# [DATA LISTING]
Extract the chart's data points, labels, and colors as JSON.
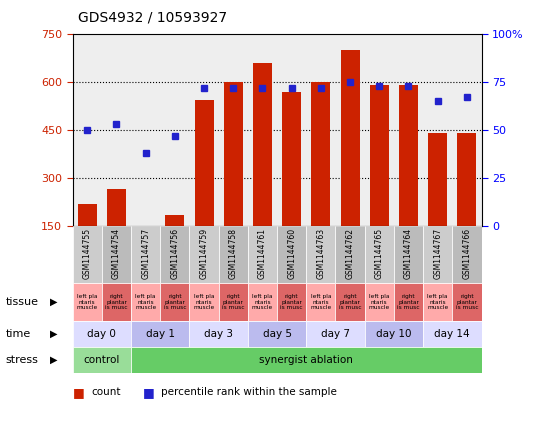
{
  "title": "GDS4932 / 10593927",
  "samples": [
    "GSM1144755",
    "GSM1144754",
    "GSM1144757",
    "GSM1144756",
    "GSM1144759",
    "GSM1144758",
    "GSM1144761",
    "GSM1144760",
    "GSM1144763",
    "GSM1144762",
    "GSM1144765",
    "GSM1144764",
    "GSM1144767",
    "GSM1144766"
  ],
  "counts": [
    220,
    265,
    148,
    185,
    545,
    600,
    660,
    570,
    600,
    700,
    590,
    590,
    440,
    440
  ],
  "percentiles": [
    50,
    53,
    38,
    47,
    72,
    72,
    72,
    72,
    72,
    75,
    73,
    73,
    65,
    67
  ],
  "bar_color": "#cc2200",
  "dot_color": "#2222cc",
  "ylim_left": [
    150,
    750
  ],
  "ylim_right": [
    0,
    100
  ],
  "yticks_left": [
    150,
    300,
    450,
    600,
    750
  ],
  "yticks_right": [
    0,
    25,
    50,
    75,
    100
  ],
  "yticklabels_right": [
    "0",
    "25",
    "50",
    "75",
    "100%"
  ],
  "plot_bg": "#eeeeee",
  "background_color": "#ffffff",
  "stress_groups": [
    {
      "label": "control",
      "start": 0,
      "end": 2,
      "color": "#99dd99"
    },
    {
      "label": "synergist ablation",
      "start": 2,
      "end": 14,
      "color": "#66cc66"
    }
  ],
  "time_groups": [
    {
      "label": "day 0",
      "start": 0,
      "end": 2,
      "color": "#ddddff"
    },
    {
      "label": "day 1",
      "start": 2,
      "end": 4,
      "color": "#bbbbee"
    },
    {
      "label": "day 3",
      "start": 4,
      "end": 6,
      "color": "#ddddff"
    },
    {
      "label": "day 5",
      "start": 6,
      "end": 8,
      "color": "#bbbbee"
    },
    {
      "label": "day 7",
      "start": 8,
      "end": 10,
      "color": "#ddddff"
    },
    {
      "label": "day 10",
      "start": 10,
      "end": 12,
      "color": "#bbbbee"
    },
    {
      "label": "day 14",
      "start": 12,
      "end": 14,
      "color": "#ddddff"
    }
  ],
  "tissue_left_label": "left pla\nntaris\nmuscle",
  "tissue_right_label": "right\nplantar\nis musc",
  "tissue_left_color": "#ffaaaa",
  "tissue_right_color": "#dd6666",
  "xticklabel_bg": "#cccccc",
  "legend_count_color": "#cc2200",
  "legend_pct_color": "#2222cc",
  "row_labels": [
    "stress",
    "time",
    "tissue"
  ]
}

# [TASK DETAILS]
What you return should match the records above word for word, minus the pictures.

# [ANSWER TO THIS EXERCISE]
Extract the chart's data points, labels, and colors as JSON.
{
  "title": "GDS4932 / 10593927",
  "samples": [
    "GSM1144755",
    "GSM1144754",
    "GSM1144757",
    "GSM1144756",
    "GSM1144759",
    "GSM1144758",
    "GSM1144761",
    "GSM1144760",
    "GSM1144763",
    "GSM1144762",
    "GSM1144765",
    "GSM1144764",
    "GSM1144767",
    "GSM1144766"
  ],
  "counts": [
    220,
    265,
    148,
    185,
    545,
    600,
    660,
    570,
    600,
    700,
    590,
    590,
    440,
    440
  ],
  "percentiles": [
    50,
    53,
    38,
    47,
    72,
    72,
    72,
    72,
    72,
    75,
    73,
    73,
    65,
    67
  ],
  "bar_color": "#cc2200",
  "dot_color": "#2222cc",
  "ylim_left": [
    150,
    750
  ],
  "ylim_right": [
    0,
    100
  ],
  "yticks_left": [
    150,
    300,
    450,
    600,
    750
  ],
  "yticks_right": [
    0,
    25,
    50,
    75,
    100
  ],
  "yticklabels_right": [
    "0",
    "25",
    "50",
    "75",
    "100%"
  ],
  "plot_bg": "#eeeeee",
  "background_color": "#ffffff",
  "stress_groups": [
    {
      "label": "control",
      "start": 0,
      "end": 2,
      "color": "#99dd99"
    },
    {
      "label": "synergist ablation",
      "start": 2,
      "end": 14,
      "color": "#66cc66"
    }
  ],
  "time_groups": [
    {
      "label": "day 0",
      "start": 0,
      "end": 2,
      "color": "#ddddff"
    },
    {
      "label": "day 1",
      "start": 2,
      "end": 4,
      "color": "#bbbbee"
    },
    {
      "label": "day 3",
      "start": 4,
      "end": 6,
      "color": "#ddddff"
    },
    {
      "label": "day 5",
      "start": 6,
      "end": 8,
      "color": "#bbbbee"
    },
    {
      "label": "day 7",
      "start": 8,
      "end": 10,
      "color": "#ddddff"
    },
    {
      "label": "day 10",
      "start": 10,
      "end": 12,
      "color": "#bbbbee"
    },
    {
      "label": "day 14",
      "start": 12,
      "end": 14,
      "color": "#ddddff"
    }
  ],
  "tissue_left_label": "left pla\nntaris\nmuscle",
  "tissue_right_label": "right\nplantar\nis musc",
  "tissue_left_color": "#ffaaaa",
  "tissue_right_color": "#dd6666",
  "xticklabel_bg": "#cccccc",
  "legend_count_color": "#cc2200",
  "legend_pct_color": "#2222cc",
  "row_labels": [
    "stress",
    "time",
    "tissue"
  ]
}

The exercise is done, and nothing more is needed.